> **AIM OF THE TASK**
Render the records below as a numbered list, from their first line through the line holding "words-value: Indian Rupee", inclusive. Leave out any blank lines.

[Page element annotations]
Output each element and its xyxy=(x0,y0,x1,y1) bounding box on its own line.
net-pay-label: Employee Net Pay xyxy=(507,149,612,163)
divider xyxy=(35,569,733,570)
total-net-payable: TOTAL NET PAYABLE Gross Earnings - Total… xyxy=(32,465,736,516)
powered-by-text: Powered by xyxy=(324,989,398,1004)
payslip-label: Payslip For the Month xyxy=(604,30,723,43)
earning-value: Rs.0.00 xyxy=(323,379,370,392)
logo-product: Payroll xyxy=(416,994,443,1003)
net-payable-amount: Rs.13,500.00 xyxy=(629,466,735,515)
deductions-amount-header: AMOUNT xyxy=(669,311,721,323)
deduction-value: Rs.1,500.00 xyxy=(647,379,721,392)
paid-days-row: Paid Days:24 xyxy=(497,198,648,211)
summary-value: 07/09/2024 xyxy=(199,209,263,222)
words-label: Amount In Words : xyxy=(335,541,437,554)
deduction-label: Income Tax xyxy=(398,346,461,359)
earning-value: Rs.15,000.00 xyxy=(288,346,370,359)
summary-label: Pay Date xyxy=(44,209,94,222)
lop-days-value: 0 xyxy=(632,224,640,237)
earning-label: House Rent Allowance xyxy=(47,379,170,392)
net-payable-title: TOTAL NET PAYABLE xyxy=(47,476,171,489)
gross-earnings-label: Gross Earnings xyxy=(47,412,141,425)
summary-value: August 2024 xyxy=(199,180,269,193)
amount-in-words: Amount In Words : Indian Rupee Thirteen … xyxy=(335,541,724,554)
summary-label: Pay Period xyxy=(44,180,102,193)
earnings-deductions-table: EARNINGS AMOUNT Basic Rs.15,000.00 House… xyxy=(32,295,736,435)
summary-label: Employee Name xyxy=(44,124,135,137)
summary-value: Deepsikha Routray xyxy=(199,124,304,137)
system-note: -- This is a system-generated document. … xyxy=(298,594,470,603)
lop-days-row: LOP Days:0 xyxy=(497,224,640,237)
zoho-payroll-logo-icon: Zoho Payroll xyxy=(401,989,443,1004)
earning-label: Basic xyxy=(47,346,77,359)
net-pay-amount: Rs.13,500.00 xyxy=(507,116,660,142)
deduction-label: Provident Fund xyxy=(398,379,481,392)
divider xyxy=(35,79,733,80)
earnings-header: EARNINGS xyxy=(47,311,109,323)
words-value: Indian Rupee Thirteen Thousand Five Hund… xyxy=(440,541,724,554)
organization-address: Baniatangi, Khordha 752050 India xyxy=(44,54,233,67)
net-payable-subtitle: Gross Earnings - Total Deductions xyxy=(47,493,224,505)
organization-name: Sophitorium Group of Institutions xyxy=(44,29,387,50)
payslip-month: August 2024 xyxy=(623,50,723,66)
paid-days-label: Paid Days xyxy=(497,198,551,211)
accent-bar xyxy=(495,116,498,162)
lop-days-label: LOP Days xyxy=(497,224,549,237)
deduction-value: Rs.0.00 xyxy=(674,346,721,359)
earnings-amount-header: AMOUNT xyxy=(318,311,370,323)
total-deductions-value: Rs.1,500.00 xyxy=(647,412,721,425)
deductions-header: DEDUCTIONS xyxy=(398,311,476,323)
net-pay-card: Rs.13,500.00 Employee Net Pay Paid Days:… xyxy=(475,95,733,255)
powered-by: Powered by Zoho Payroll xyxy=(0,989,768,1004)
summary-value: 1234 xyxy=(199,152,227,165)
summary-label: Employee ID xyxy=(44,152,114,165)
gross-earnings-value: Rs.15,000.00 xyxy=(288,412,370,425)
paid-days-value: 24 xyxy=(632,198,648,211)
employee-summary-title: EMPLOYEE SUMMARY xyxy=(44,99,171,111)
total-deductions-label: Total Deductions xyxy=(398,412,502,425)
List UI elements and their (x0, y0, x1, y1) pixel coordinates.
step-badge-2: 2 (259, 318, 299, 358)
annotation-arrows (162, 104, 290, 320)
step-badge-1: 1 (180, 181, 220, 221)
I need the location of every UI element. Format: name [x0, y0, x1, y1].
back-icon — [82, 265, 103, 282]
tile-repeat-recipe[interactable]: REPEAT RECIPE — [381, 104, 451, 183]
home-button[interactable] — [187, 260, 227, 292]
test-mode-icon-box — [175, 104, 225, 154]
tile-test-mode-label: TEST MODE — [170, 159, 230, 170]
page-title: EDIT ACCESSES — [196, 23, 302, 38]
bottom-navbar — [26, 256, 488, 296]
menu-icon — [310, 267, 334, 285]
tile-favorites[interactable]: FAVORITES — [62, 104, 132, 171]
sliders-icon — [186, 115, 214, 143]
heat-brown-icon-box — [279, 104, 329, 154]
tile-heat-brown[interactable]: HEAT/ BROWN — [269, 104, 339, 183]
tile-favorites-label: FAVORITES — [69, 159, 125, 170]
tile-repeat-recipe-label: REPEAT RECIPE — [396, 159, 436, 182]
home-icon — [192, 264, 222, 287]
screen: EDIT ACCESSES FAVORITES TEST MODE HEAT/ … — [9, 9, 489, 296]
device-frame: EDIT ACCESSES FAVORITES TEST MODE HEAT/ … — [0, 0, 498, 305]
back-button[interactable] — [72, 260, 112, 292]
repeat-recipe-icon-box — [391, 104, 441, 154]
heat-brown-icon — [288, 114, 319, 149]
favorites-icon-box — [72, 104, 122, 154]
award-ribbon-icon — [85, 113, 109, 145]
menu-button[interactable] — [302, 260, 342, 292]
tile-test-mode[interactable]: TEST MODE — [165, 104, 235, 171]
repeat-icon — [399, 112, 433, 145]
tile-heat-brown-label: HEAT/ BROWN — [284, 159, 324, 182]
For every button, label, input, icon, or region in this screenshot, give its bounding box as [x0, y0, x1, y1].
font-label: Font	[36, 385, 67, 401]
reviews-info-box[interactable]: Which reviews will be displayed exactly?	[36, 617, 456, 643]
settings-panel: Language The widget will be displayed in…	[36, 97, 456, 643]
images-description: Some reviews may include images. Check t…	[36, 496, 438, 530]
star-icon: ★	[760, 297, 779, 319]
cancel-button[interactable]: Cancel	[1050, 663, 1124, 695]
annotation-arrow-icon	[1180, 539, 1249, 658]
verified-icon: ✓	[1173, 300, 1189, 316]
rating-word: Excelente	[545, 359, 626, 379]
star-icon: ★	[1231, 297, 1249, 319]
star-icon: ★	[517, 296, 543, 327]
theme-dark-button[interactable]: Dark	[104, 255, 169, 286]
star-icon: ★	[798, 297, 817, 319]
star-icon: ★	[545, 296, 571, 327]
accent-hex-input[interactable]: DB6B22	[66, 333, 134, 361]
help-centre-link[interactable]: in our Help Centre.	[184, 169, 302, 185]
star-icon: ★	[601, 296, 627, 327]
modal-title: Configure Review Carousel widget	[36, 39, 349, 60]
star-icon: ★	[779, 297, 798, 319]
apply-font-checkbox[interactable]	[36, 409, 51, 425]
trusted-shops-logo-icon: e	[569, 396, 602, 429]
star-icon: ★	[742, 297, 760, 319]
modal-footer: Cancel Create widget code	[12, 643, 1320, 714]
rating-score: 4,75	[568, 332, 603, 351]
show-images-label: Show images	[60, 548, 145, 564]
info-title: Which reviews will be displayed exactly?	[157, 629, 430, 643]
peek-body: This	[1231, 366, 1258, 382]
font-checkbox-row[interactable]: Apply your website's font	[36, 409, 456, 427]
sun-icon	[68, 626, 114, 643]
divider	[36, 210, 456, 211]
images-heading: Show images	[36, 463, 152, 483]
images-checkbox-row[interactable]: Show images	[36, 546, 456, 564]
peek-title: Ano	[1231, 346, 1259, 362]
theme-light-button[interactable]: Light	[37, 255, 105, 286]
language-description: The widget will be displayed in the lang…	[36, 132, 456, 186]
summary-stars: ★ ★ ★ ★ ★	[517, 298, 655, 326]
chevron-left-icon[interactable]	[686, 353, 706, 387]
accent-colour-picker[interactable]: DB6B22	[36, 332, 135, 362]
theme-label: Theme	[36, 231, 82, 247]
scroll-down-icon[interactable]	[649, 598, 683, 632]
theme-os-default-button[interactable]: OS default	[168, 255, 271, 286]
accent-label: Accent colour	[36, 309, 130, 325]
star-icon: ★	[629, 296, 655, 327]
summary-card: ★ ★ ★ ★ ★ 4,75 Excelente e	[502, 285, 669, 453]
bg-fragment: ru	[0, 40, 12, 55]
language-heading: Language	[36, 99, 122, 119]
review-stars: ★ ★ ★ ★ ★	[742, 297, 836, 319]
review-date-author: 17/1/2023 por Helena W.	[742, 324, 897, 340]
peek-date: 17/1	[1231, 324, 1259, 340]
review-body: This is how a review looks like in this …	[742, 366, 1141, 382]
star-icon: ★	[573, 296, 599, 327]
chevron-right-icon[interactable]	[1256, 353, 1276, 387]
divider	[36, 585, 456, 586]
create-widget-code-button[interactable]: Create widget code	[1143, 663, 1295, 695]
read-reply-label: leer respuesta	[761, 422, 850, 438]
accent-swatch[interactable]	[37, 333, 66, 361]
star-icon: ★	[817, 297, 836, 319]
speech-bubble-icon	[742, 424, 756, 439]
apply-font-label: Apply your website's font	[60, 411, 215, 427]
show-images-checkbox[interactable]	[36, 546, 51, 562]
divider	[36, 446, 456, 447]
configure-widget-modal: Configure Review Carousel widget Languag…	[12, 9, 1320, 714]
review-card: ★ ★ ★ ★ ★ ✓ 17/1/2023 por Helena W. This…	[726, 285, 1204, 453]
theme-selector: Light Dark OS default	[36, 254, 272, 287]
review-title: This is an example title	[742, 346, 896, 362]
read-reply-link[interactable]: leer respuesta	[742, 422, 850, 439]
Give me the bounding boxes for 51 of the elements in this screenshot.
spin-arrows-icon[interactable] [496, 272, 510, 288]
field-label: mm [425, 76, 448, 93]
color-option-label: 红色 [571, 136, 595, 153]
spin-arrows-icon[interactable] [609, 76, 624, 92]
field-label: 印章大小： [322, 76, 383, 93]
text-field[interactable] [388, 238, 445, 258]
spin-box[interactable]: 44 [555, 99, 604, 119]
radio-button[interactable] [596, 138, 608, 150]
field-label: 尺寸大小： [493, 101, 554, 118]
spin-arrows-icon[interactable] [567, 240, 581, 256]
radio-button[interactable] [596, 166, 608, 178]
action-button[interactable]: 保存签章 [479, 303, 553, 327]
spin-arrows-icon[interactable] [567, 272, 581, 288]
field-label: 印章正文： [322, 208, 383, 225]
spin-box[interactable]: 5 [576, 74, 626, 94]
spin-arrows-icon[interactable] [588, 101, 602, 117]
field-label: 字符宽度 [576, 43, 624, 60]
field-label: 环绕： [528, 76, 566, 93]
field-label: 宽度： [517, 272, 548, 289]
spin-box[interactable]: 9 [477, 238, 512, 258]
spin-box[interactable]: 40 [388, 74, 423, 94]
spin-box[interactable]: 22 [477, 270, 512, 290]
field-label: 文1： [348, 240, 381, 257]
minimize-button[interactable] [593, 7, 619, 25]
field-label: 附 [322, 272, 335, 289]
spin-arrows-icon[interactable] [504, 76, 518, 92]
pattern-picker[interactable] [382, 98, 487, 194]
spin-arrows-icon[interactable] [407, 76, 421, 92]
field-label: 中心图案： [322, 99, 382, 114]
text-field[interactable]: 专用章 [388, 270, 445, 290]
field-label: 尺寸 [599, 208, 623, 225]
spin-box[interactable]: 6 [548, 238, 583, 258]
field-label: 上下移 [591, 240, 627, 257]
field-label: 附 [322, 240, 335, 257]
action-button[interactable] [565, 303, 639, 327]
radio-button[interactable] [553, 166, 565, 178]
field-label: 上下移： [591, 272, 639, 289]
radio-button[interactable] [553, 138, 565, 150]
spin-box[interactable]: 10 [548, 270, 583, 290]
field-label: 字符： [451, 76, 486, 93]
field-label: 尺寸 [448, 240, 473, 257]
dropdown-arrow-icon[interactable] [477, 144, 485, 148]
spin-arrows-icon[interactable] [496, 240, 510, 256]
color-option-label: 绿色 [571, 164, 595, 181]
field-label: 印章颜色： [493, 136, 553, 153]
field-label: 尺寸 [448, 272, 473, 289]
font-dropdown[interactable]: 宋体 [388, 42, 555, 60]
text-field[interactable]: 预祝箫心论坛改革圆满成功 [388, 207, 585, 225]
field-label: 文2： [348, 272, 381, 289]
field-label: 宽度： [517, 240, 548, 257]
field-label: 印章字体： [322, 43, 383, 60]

> **SOLUTION TO THE PROBLEM**
1. Output each element and its xyxy=(x0,y0,x1,y1) bounding box on its own line.
2. net-pay-label: Employee Net Pay xyxy=(507,149,612,163)
3. divider xyxy=(35,569,733,570)
4. total-net-payable: TOTAL NET PAYABLE Gross Earnings - Total… xyxy=(32,465,736,516)
5. powered-by-text: Powered by xyxy=(324,989,398,1004)
6. payslip-label: Payslip For the Month xyxy=(604,30,723,43)
7. earning-value: Rs.0.00 xyxy=(323,379,370,392)
8. logo-product: Payroll xyxy=(416,994,443,1003)
9. net-payable-amount: Rs.13,500.00 xyxy=(629,466,735,515)
10. deductions-amount-header: AMOUNT xyxy=(669,311,721,323)
11. deduction-value: Rs.1,500.00 xyxy=(647,379,721,392)
12. paid-days-row: Paid Days:24 xyxy=(497,198,648,211)
13. summary-value: 07/09/2024 xyxy=(199,209,263,222)
14. words-label: Amount In Words : xyxy=(335,541,437,554)
15. deduction-label: Income Tax xyxy=(398,346,461,359)
16. earning-value: Rs.15,000.00 xyxy=(288,346,370,359)
17. summary-label: Pay Date xyxy=(44,209,94,222)
18. lop-days-value: 0 xyxy=(632,224,640,237)
19. earning-label: House Rent Allowance xyxy=(47,379,170,392)
20. net-payable-title: TOTAL NET PAYABLE xyxy=(47,476,171,489)
21. gross-earnings-label: Gross Earnings xyxy=(47,412,141,425)
22. summary-value: August 2024 xyxy=(199,180,269,193)
23. amount-in-words: Amount In Words : Indian Rupee Thirteen … xyxy=(335,541,724,554)
24. summary-label: Pay Period xyxy=(44,180,102,193)
25. earnings-deductions-table: EARNINGS AMOUNT Basic Rs.15,000.00 House… xyxy=(32,295,736,435)
26. summary-label: Employee Name xyxy=(44,124,135,137)
27. summary-value: Deepsikha Routray xyxy=(199,124,304,137)
28. system-note: -- This is a system-generated document. … xyxy=(298,594,470,603)
29. lop-days-row: LOP Days:0 xyxy=(497,224,640,237)
30. zoho-payroll-logo-icon: Zoho Payroll xyxy=(401,989,443,1004)
31. earning-label: Basic xyxy=(47,346,77,359)
32. net-pay-amount: Rs.13,500.00 xyxy=(507,116,660,142)
33. deduction-label: Provident Fund xyxy=(398,379,481,392)
34. divider xyxy=(35,79,733,80)
35. earnings-header: EARNINGS xyxy=(47,311,109,323)
36. words-value: Indian Rupee Thirteen Thousand Five Hund… xyxy=(440,541,724,554)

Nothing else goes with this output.